_INSTRUCTION_
Please set down exactly the listing lines starting with the line that contains "Extract all elements" and going on through the line that contains "cell-state: IDLE (448, 238, 519, 267)", leaving the pictures out of your answer.

_RECORDS SHOWN_
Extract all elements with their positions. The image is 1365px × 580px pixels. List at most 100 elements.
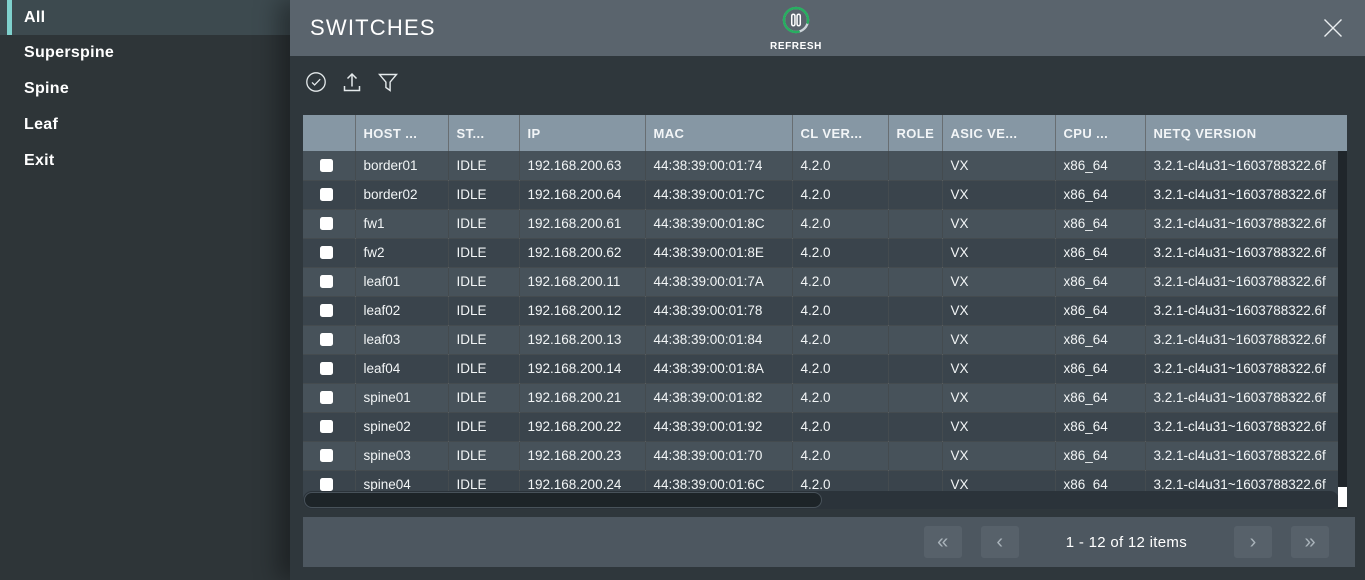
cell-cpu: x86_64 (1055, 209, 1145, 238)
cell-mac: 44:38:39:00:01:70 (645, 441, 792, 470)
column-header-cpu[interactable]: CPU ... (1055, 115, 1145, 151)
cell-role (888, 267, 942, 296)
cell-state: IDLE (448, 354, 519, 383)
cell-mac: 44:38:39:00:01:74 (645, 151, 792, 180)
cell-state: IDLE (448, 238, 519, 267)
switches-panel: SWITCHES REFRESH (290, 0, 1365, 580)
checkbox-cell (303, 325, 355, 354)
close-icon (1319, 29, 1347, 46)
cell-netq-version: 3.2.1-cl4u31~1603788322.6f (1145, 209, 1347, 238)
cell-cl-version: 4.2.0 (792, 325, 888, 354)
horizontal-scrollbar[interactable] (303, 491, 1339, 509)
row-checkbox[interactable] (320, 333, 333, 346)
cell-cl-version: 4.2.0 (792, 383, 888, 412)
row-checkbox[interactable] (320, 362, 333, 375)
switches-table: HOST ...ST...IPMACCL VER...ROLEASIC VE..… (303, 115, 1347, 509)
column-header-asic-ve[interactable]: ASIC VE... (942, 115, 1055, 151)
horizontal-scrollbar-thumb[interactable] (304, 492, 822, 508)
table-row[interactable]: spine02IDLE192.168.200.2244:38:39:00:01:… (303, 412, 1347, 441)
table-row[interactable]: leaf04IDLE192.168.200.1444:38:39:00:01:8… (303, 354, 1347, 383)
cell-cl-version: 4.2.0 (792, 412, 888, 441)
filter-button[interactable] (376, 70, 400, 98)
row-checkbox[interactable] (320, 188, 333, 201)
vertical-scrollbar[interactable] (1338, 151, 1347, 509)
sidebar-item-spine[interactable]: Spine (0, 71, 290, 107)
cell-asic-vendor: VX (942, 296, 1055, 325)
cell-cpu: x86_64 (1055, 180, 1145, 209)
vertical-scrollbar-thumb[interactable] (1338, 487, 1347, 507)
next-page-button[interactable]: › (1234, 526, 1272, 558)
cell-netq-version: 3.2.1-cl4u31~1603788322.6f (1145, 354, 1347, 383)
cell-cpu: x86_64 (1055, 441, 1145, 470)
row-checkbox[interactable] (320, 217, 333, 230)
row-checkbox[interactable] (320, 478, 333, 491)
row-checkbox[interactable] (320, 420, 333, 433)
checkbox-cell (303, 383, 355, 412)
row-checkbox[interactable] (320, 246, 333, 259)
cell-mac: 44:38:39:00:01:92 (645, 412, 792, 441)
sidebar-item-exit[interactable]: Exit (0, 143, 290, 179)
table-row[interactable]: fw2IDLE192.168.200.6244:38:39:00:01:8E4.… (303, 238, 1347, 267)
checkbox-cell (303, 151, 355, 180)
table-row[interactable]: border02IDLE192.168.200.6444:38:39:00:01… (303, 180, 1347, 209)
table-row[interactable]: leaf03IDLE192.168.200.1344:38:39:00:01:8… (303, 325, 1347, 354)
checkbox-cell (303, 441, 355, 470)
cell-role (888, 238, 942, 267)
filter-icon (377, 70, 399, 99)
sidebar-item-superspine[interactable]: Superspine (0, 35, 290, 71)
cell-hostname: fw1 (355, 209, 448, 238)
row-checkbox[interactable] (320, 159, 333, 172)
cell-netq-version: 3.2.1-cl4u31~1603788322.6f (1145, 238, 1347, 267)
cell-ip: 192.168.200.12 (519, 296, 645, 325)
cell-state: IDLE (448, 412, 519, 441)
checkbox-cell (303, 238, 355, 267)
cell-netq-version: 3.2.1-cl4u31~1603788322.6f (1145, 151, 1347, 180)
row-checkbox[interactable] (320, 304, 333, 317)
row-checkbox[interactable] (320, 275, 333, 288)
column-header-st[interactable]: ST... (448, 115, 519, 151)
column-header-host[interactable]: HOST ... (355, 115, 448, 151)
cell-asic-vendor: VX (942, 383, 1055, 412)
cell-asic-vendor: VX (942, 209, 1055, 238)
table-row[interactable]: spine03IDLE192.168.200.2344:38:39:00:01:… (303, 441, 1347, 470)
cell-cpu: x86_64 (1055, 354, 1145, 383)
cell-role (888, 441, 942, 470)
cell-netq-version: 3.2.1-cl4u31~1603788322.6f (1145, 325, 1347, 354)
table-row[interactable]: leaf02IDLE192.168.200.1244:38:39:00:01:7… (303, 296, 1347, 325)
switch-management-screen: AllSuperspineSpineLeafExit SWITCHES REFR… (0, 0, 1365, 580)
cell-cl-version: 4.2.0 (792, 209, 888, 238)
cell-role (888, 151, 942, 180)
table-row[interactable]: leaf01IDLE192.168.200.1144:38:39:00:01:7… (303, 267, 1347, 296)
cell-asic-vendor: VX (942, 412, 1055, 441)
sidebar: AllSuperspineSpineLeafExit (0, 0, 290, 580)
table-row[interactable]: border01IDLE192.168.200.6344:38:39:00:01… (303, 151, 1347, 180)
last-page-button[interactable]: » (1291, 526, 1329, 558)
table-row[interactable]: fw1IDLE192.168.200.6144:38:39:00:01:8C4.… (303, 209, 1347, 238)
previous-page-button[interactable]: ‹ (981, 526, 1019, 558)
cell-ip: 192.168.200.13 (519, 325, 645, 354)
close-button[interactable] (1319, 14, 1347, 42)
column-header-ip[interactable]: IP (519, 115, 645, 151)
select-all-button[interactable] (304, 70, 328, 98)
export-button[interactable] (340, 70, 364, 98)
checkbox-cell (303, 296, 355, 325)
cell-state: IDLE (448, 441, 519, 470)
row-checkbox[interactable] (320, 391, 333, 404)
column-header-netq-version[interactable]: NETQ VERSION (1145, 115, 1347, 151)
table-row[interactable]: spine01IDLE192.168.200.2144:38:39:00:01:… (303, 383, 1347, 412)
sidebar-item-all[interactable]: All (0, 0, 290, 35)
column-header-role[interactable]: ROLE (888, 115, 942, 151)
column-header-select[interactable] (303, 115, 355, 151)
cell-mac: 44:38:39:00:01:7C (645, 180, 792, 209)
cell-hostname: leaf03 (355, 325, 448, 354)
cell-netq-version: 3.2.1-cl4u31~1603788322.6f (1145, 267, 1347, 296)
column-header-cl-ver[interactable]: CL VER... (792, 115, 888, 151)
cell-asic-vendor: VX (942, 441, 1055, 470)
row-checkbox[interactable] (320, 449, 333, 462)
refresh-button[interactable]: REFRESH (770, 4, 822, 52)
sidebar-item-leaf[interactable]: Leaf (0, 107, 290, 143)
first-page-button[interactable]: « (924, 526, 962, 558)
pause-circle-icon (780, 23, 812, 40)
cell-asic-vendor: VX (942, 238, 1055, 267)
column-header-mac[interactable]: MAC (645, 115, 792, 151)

--

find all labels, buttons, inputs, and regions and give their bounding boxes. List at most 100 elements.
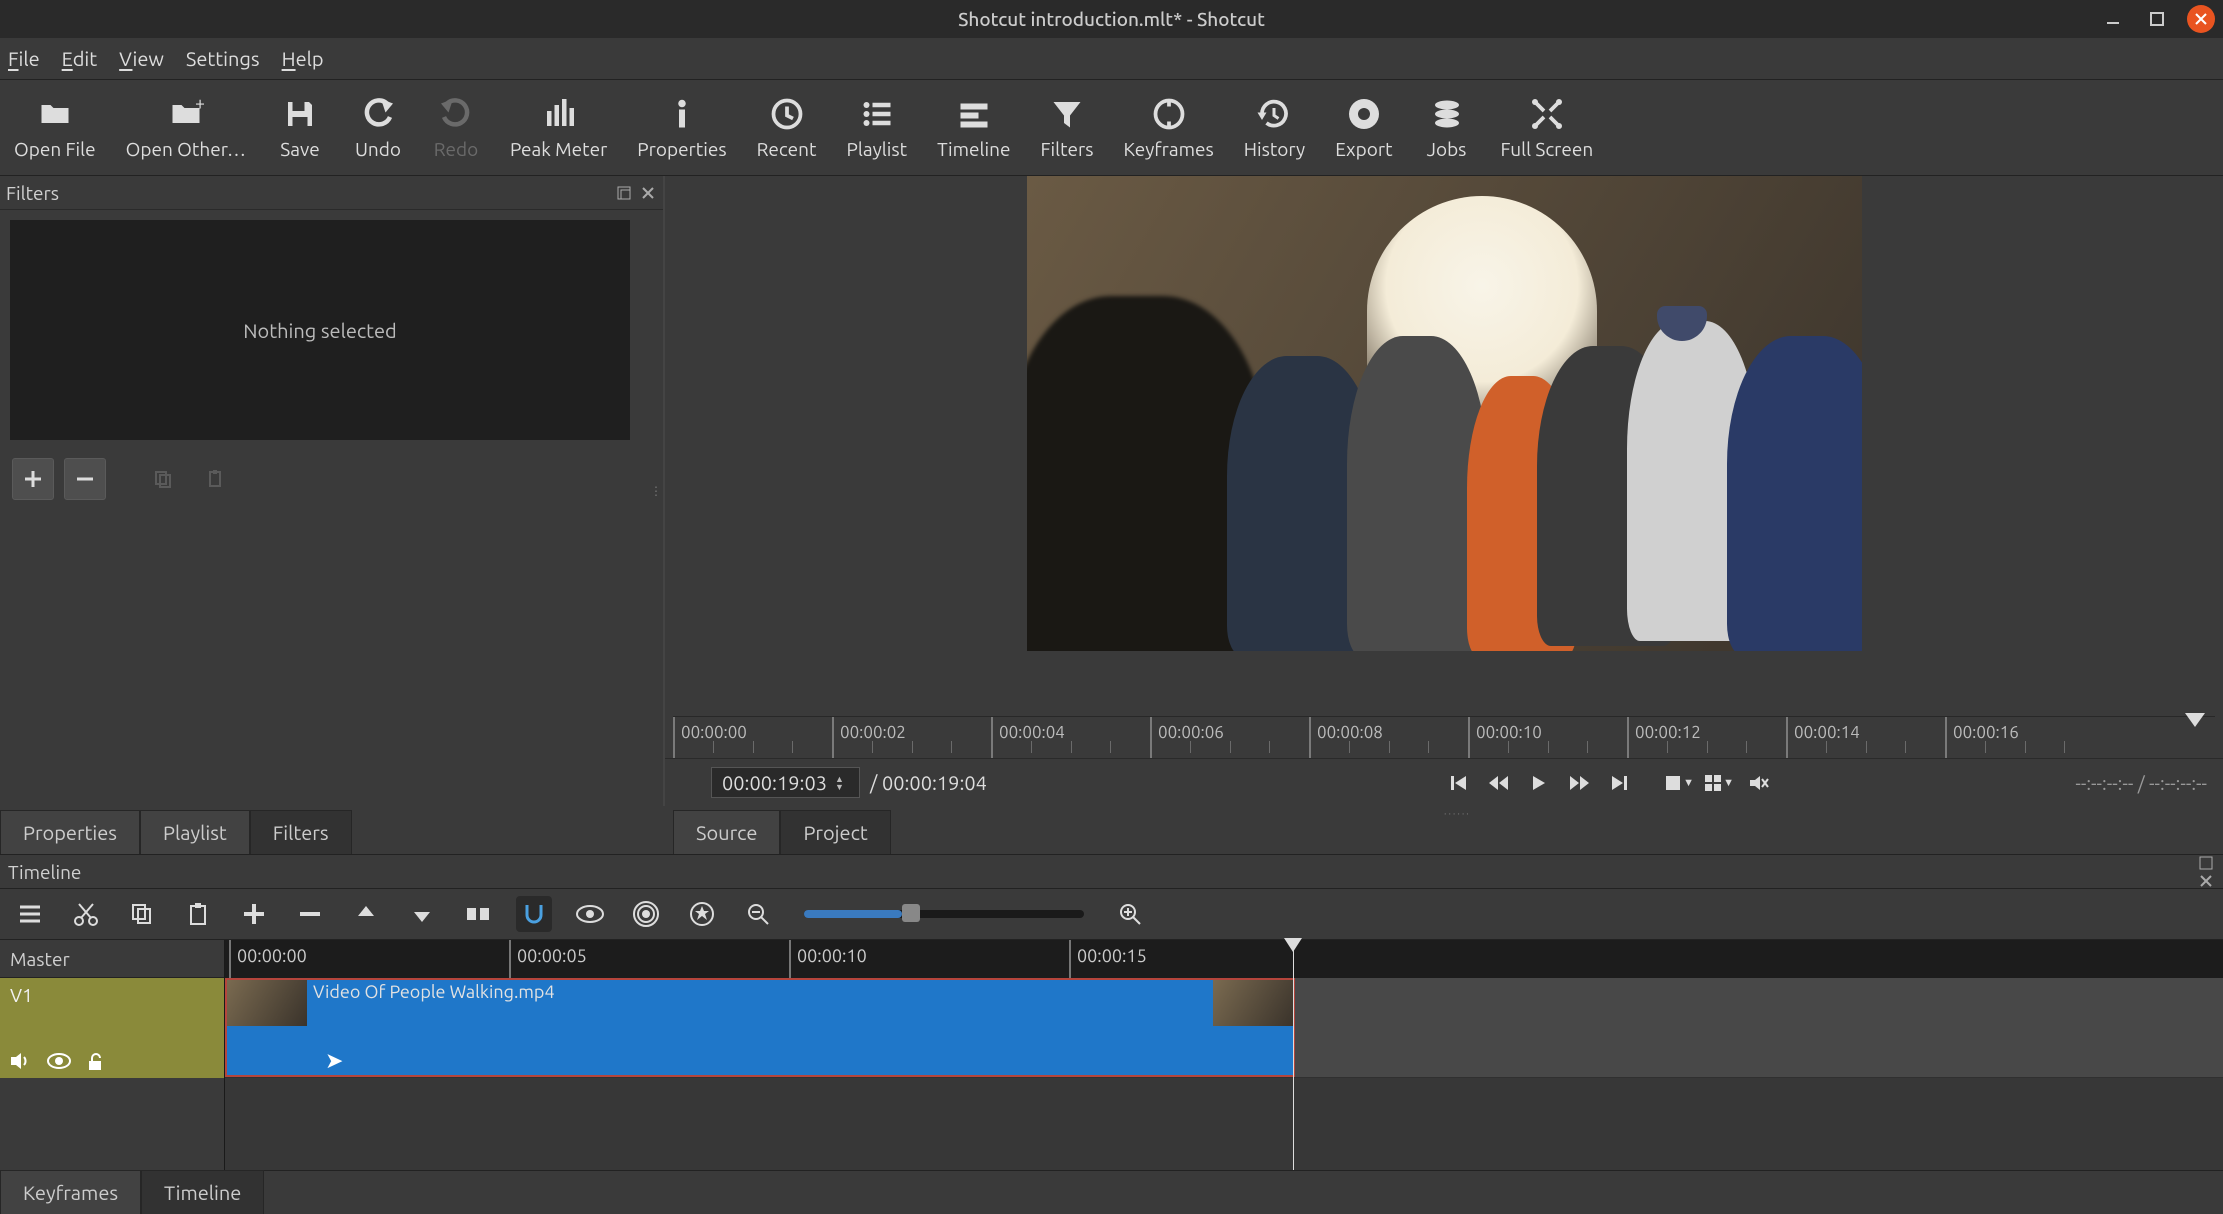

_TASK ANSWER_
Extract all elements with their positions. The image is 1365px × 580px pixels. List at most 100 elements.
cell-cpu: x86_64 (1055, 209, 1145, 238)
cell-mac: 44:38:39:00:01:70 (645, 441, 792, 470)
column-header-cpu[interactable]: CPU ... (1055, 115, 1145, 151)
cell-role (888, 267, 942, 296)
cell-state: IDLE (448, 354, 519, 383)
cell-mac: 44:38:39:00:01:74 (645, 151, 792, 180)
cell-state: IDLE (448, 238, 519, 267)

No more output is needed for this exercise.